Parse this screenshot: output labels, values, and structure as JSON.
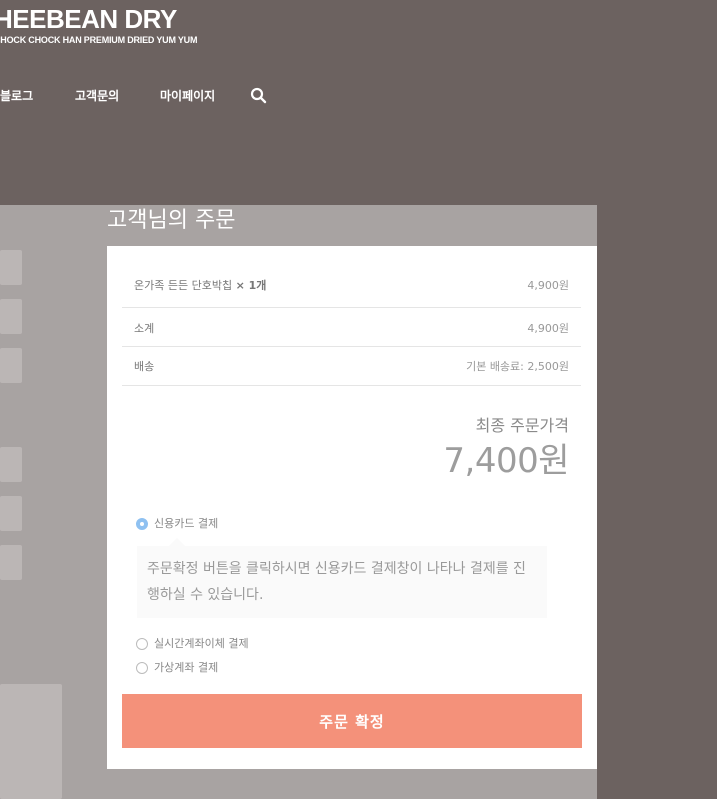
{
  "header": {
    "logo_main": "HEEBEAN DRY",
    "logo_sub": "CHOCK CHOCK HAN PREMIUM DRIED YUM YUM"
  },
  "nav": {
    "items": [
      {
        "label": "블로그"
      },
      {
        "label": "고객문의"
      },
      {
        "label": "마이페이지"
      }
    ],
    "search_icon": "search-icon"
  },
  "order": {
    "title": "고객님의 주문",
    "item": {
      "name": "온가족 든든 단호박칩",
      "qty": "× 1개",
      "price": "4,900원"
    },
    "subtotal": {
      "label": "소계",
      "value": "4,900원"
    },
    "shipping": {
      "label": "배송",
      "value": "기본 배송료: 2,500원"
    },
    "total_label": "최종 주문가격",
    "total_value": "7,400원"
  },
  "payment": {
    "options": [
      {
        "label": "신용카드 결제",
        "selected": true
      },
      {
        "label": "실시간계좌이체 결제",
        "selected": false
      },
      {
        "label": "가상계좌 결제",
        "selected": false
      }
    ],
    "card_description": "주문확정 버튼을 클릭하시면 신용카드 결제창이 나타나 결제를 진행하실 수 있습니다.",
    "confirm_label": "주문 확정"
  },
  "colors": {
    "header_bg": "#6c6260",
    "overlay": "#a8a3a2",
    "accent": "#f4917a",
    "radio_selected": "#8fc1f1"
  }
}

++++++++++++++++++++

* [Your goal] Restate the data above word for word. Do not include the images.

* [Solution for this task]
Parse this screenshot: output labels, values, and structure as JSON.
{
  "header": {
    "logo_main": "HEEBEAN DRY",
    "logo_sub": "CHOCK CHOCK HAN PREMIUM DRIED YUM YUM"
  },
  "nav": {
    "items": [
      {
        "label": "블로그"
      },
      {
        "label": "고객문의"
      },
      {
        "label": "마이페이지"
      }
    ],
    "search_icon": "search-icon"
  },
  "order": {
    "title": "고객님의 주문",
    "item": {
      "name": "온가족 든든 단호박칩",
      "qty": "× 1개",
      "price": "4,900원"
    },
    "subtotal": {
      "label": "소계",
      "value": "4,900원"
    },
    "shipping": {
      "label": "배송",
      "value": "기본 배송료: 2,500원"
    },
    "total_label": "최종 주문가격",
    "total_value": "7,400원"
  },
  "payment": {
    "options": [
      {
        "label": "신용카드 결제",
        "selected": true
      },
      {
        "label": "실시간계좌이체 결제",
        "selected": false
      },
      {
        "label": "가상계좌 결제",
        "selected": false
      }
    ],
    "card_description": "주문확정 버튼을 클릭하시면 신용카드 결제창이 나타나 결제를 진행하실 수 있습니다.",
    "confirm_label": "주문 확정"
  },
  "colors": {
    "header_bg": "#6c6260",
    "overlay": "#a8a3a2",
    "accent": "#f4917a",
    "radio_selected": "#8fc1f1"
  }
}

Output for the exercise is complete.